Task to carry out = Return every line of the records below verbatim, leaving out the picture lines.

[Labeled region entries]
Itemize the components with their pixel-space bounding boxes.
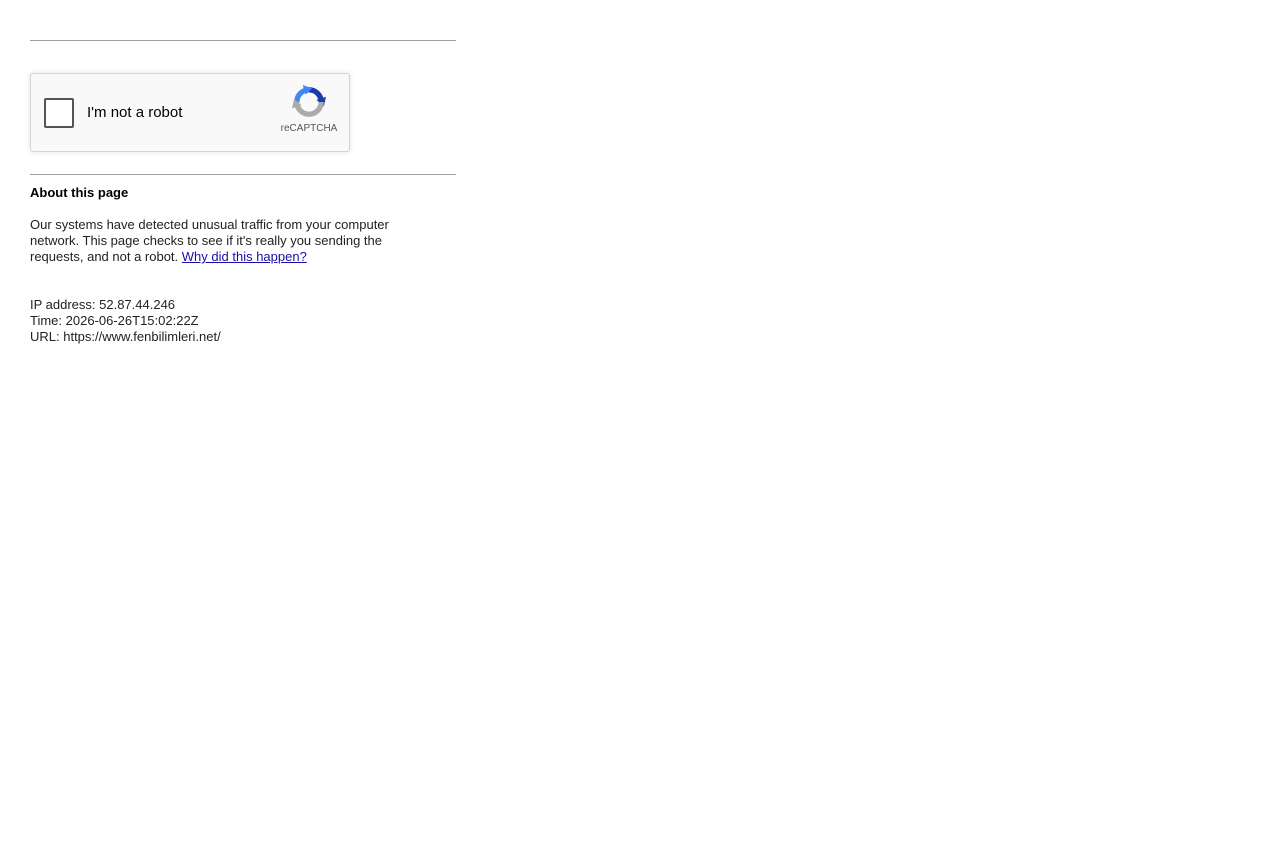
about-text: Our systems have detected unusual traffi…	[30, 217, 430, 265]
recaptcha-checkbox[interactable]	[44, 98, 74, 128]
recaptcha-label: I'm not a robot	[87, 104, 183, 121]
bottom-divider	[30, 174, 456, 175]
timestamp: Time: 2026-06-26T15:02:22Z	[30, 313, 199, 328]
recaptcha-brand-text: reCAPTCHA	[280, 123, 338, 134]
about-title: About this page	[30, 185, 129, 200]
content-container: I'm not a robot reCAPTCHA About this pag…	[30, 0, 456, 345]
ip-address: IP address: 52.87.44.246	[30, 297, 176, 312]
top-divider	[30, 40, 456, 41]
request-url: URL: https://www.fenbilimleri.net/	[30, 329, 221, 344]
request-info: IP address: 52.87.44.246 Time: 2026-06-2…	[30, 297, 456, 345]
why-did-this-happen-link[interactable]: Why did this happen?	[182, 249, 307, 264]
page: I'm not a robot reCAPTCHA About this pag…	[0, 0, 1280, 853]
recaptcha-logo-icon	[292, 85, 326, 117]
recaptcha-widget: I'm not a robot reCAPTCHA	[30, 73, 350, 152]
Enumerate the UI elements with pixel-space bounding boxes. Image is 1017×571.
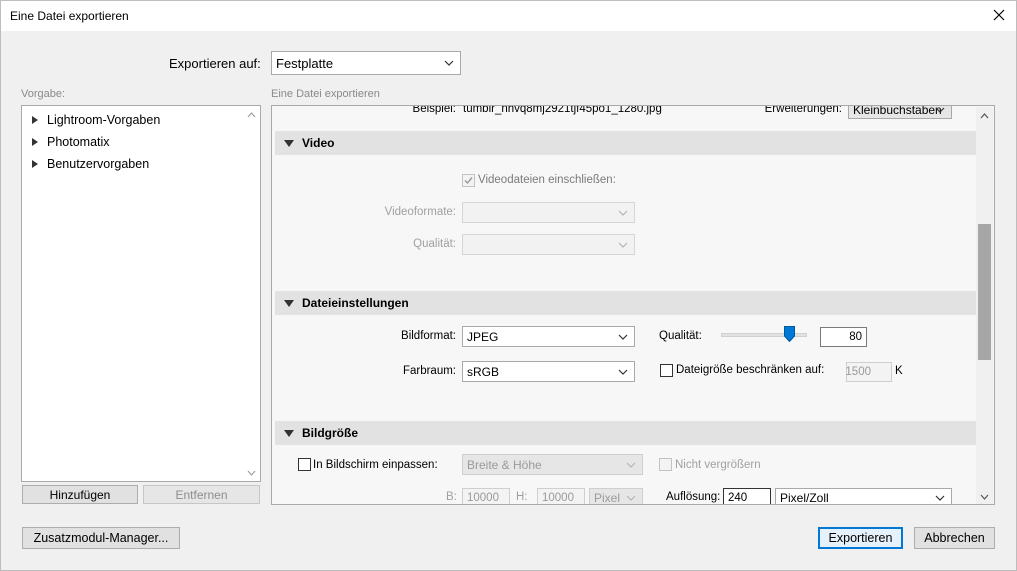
fit-mode-select[interactable]: Breite & Höhe [462,454,643,475]
width-label: B: [446,491,457,503]
scroll-down-button[interactable] [243,464,260,481]
video-quality-select[interactable] [462,234,635,255]
image-size-section-header[interactable]: Bildgröße [275,421,976,445]
video-formats-select[interactable] [462,202,635,223]
resolution-unit-select[interactable]: Pixel/Zoll [775,488,952,505]
export-to-label: Exportieren auf: [169,56,261,71]
resolution-input[interactable]: 240 [723,488,771,504]
height-label: H: [516,491,528,503]
chevron-down-icon [935,107,945,113]
quality-label: Qualität: [659,330,702,342]
preset-folder-label: Photomatix [47,135,110,149]
preset-folder-label: Lightroom-Vorgaben [47,113,161,127]
preset-folder-lightroom[interactable]: Lightroom-Vorgaben [32,113,160,127]
resolution-unit-value: Pixel/Zoll [780,491,829,505]
filesize-input[interactable]: 1500 [845,362,892,382]
chevron-down-icon [247,470,256,476]
export-button[interactable]: Exportieren [818,527,903,549]
collapse-arrow-icon [284,139,294,147]
chevron-down-icon [618,242,628,248]
cancel-button[interactable]: Abbrechen [914,527,995,549]
image-format-select[interactable]: JPEG [462,326,635,347]
settings-caption: Eine Datei exportieren [271,88,380,100]
filesize-value: 1500 [845,366,871,378]
chevron-down-icon [618,334,628,340]
chevron-up-icon [980,112,989,118]
remove-preset-button[interactable]: Entfernen [143,485,260,504]
title-bar: Eine Datei exportieren [0,0,1017,32]
quality-slider-thumb[interactable] [784,326,796,342]
include-video-label: Videodateien einschließen: [478,174,616,186]
width-input[interactable]: 10000 [462,488,510,504]
fit-mode-value: Breite & Höhe [467,457,542,472]
resolution-label: Auflösung: [666,491,721,503]
height-input[interactable]: 10000 [537,488,585,504]
scroll-up-button[interactable] [976,107,993,124]
chevron-down-icon [626,462,636,468]
chevron-down-icon [626,495,636,501]
plugin-manager-button[interactable]: Zusatzmodul-Manager... [22,527,180,549]
preset-folder-photomatix[interactable]: Photomatix [32,135,110,149]
image-size-section-title: Bildgröße [302,426,358,440]
include-video-checkbox[interactable] [462,174,475,187]
preset-folder-user[interactable]: Benutzervorgaben [32,157,149,171]
colorspace-value: sRGB [467,364,500,379]
example-value: tumblr_nhvq8mj2921tjf45po1_1280.jpg [463,105,662,115]
no-enlarge-label: Nicht vergrößern [675,459,761,471]
limit-filesize-label: Dateigröße beschränken auf: [676,364,825,376]
expand-arrow-icon [32,116,38,124]
export-to-value: Festplatte [276,55,334,71]
close-button[interactable] [989,5,1009,25]
collapse-arrow-icon [284,429,294,437]
extensions-value: Kleinbuchstaben [853,105,942,117]
quality-input[interactable]: 80 [820,327,867,347]
chevron-down-icon [980,494,989,500]
size-unit-value: Pixel [594,491,621,505]
settings-panel: Beispiel: tumblr_nhvq8mj2921tjf45po1_128… [271,105,995,505]
colorspace-select[interactable]: sRGB [462,361,635,382]
checkmark-icon [464,177,473,185]
image-format-value: JPEG [467,329,499,344]
file-settings-section-header[interactable]: Dateieinstellungen [275,291,976,315]
presets-caption: Vorgabe: [21,88,66,100]
file-settings-section-title: Dateieinstellungen [302,296,409,310]
collapse-arrow-icon [284,299,294,307]
expand-arrow-icon [32,138,38,146]
presets-list[interactable]: Lightroom-Vorgaben Photomatix Benutzervo… [21,105,261,482]
example-label: Beispiel: [412,105,456,115]
chevron-down-icon [935,495,945,501]
colorspace-label: Farbraum: [402,365,456,377]
video-formats-label: Videoformate: [384,206,456,218]
preset-folder-label: Benutzervorgaben [47,157,150,171]
add-preset-button[interactable]: Hinzufügen [22,485,138,504]
extensions-select[interactable]: Kleinbuchstaben [848,105,952,119]
filesize-unit: K [895,365,903,377]
size-unit-select[interactable]: Pixel [589,488,643,505]
video-quality-label: Qualität: [413,238,456,250]
chevron-down-icon [618,369,628,375]
scroll-down-button[interactable] [976,488,993,504]
fit-screen-checkbox[interactable] [298,458,311,471]
video-section-header[interactable]: Video [275,131,976,155]
chevron-down-icon [444,60,454,66]
video-section-title: Video [302,136,335,150]
no-enlarge-checkbox[interactable] [659,458,672,471]
close-icon [993,9,1005,21]
settings-scrollbar[interactable] [976,107,993,504]
export-to-select[interactable]: Festplatte [271,51,461,75]
chevron-down-icon [618,210,628,216]
expand-arrow-icon [32,160,38,168]
limit-filesize-checkbox[interactable] [660,364,673,377]
scroll-up-button[interactable] [243,106,260,123]
window-title: Eine Datei exportieren [10,9,129,23]
image-format-label: Bildformat: [401,330,456,342]
extensions-label: Erweiterungen: [764,105,842,115]
chevron-up-icon [247,111,256,117]
scrollbar-thumb[interactable] [978,224,991,360]
presets-scrollbar[interactable] [243,106,260,481]
fit-screen-label: In Bildschirm einpassen: [313,459,438,471]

Response =
Itemize the components with their pixel-space bounding boxes.
about-text: Our systems have detected unusual traffi…	[30, 217, 430, 265]
recaptcha-checkbox[interactable]	[44, 98, 74, 128]
recaptcha-label: I'm not a robot	[87, 104, 183, 121]
bottom-divider	[30, 174, 456, 175]
timestamp: Time: 2026-06-26T15:02:22Z	[30, 313, 199, 328]
recaptcha-brand-text: reCAPTCHA	[280, 123, 338, 134]
about-title: About this page	[30, 185, 129, 200]
content-container: I'm not a robot reCAPTCHA About this pag…	[30, 0, 456, 345]
ip-address: IP address: 52.87.44.246	[30, 297, 176, 312]
top-divider	[30, 40, 456, 41]
request-url: URL: https://www.fenbilimleri.net/	[30, 329, 221, 344]
request-info: IP address: 52.87.44.246 Time: 2026-06-2…	[30, 297, 456, 345]
why-did-this-happen-link[interactable]: Why did this happen?	[182, 249, 307, 264]
page: I'm not a robot reCAPTCHA About this pag…	[0, 0, 1280, 853]
recaptcha-logo-icon	[292, 85, 326, 117]
recaptcha-widget: I'm not a robot reCAPTCHA	[30, 73, 350, 152]
Enumerate the UI elements with pixel-space bounding boxes. Image is 1017×571.
fit-mode-select[interactable]: Breite & Höhe [462,454,643,475]
width-label: B: [446,491,457,503]
scroll-down-button[interactable] [243,464,260,481]
video-quality-select[interactable] [462,234,635,255]
image-size-section-header[interactable]: Bildgröße [275,421,976,445]
video-formats-select[interactable] [462,202,635,223]
resolution-unit-select[interactable]: Pixel/Zoll [775,488,952,505]
export-to-label: Exportieren auf: [169,56,261,71]
resolution-input[interactable]: 240 [723,488,771,504]
height-label: H: [516,491,528,503]
chevron-down-icon [935,107,945,113]
quality-label: Qualität: [659,330,702,342]
preset-folder-label: Photomatix [47,135,110,149]
preset-folder-label: Lightroom-Vorgaben [47,113,161,127]
preset-folder-lightroom[interactable]: Lightroom-Vorgaben [32,113,160,127]
resolution-unit-value: Pixel/Zoll [780,491,829,505]
filesize-input[interactable]: 1500 [845,362,892,382]
chevron-down-icon [247,470,256,476]
export-button[interactable]: Exportieren [818,527,903,549]
collapse-arrow-icon [284,139,294,147]
chevron-down-icon [618,242,628,248]
cancel-button[interactable]: Abbrechen [914,527,995,549]
image-format-select[interactable]: JPEG [462,326,635,347]
settings-caption: Eine Datei exportieren [271,88,380,100]
filesize-value: 1500 [845,366,871,378]
chevron-down-icon [618,334,628,340]
chevron-up-icon [980,112,989,118]
remove-preset-button[interactable]: Entfernen [143,485,260,504]
title-bar: Eine Datei exportieren [0,0,1017,32]
quality-slider-thumb[interactable] [784,326,796,342]
include-video-label: Videodateien einschließen: [478,174,616,186]
width-input[interactable]: 10000 [462,488,510,504]
fit-mode-value: Breite & Höhe [467,457,542,472]
resolution-label: Auflösung: [666,491,721,503]
height-input[interactable]: 10000 [537,488,585,504]
scroll-up-button[interactable] [976,107,993,124]
chevron-down-icon [626,462,636,468]
chevron-down-icon [626,495,636,501]
plugin-manager-button[interactable]: Zusatzmodul-Manager... [22,527,180,549]
preset-folder-photomatix[interactable]: Photomatix [32,135,110,149]
image-size-section-title: Bildgröße [302,426,358,440]
include-video-checkbox[interactable] [462,174,475,187]
preset-folder-user[interactable]: Benutzervorgaben [32,157,149,171]
colorspace-value: sRGB [467,364,500,379]
example-value: tumblr_nhvq8mj2921tjf45po1_1280.jpg [463,105,662,115]
no-enlarge-label: Nicht vergrößern [675,459,761,471]
limit-filesize-label: Dateigröße beschränken auf: [676,364,825,376]
expand-arrow-icon [32,116,38,124]
export-to-value: Festplatte [276,55,334,71]
close-button[interactable] [989,5,1009,25]
collapse-arrow-icon [284,429,294,437]
extensions-value: Kleinbuchstaben [853,105,942,117]
quality-input[interactable]: 80 [820,327,867,347]
chevron-down-icon [980,494,989,500]
size-unit-value: Pixel [594,491,621,505]
settings-panel: Beispiel: tumblr_nhvq8mj2921tjf45po1_128… [271,105,995,505]
colorspace-select[interactable]: sRGB [462,361,635,382]
checkmark-icon [464,177,473,185]
image-format-value: JPEG [467,329,499,344]
file-settings-section-header[interactable]: Dateieinstellungen [275,291,976,315]
presets-caption: Vorgabe: [21,88,66,100]
file-settings-section-title: Dateieinstellungen [302,296,409,310]
collapse-arrow-icon [284,299,294,307]
expand-arrow-icon [32,138,38,146]
presets-list[interactable]: Lightroom-Vorgaben Photomatix Benutzervo… [21,105,261,482]
example-label: Beispiel: [412,105,456,115]
chevron-down-icon [935,495,945,501]
colorspace-label: Farbraum: [402,365,456,377]
video-formats-label: Videoformate: [384,206,456,218]
preset-folder-label: Benutzervorgaben [47,157,150,171]
add-preset-button[interactable]: Hinzufügen [22,485,138,504]
extensions-select[interactable]: Kleinbuchstaben [848,105,952,119]
filesize-unit: K [895,365,903,377]
size-unit-select[interactable]: Pixel [589,488,643,505]
video-quality-label: Qualität: [413,238,456,250]
chevron-down-icon [618,369,628,375]
scroll-down-button[interactable] [976,488,993,504]
fit-screen-checkbox[interactable] [298,458,311,471]
video-section-header[interactable]: Video [275,131,976,155]
chevron-down-icon [444,60,454,66]
video-section-title: Video [302,136,335,150]
no-enlarge-checkbox[interactable] [659,458,672,471]
close-icon [993,9,1005,21]
settings-scrollbar[interactable] [976,107,993,504]
export-to-select[interactable]: Festplatte [271,51,461,75]
chevron-down-icon [618,210,628,216]
expand-arrow-icon [32,160,38,168]
limit-filesize-checkbox[interactable] [660,364,673,377]
scroll-up-button[interactable] [243,106,260,123]
window-title: Eine Datei exportieren [10,9,129,23]
image-format-label: Bildformat: [401,330,456,342]
extensions-label: Erweiterungen: [764,105,842,115]
chevron-up-icon [247,111,256,117]
scrollbar-thumb[interactable] [978,224,991,360]
presets-scrollbar[interactable] [243,106,260,481]
fit-screen-label: In Bildschirm einpassen: [313,459,438,471]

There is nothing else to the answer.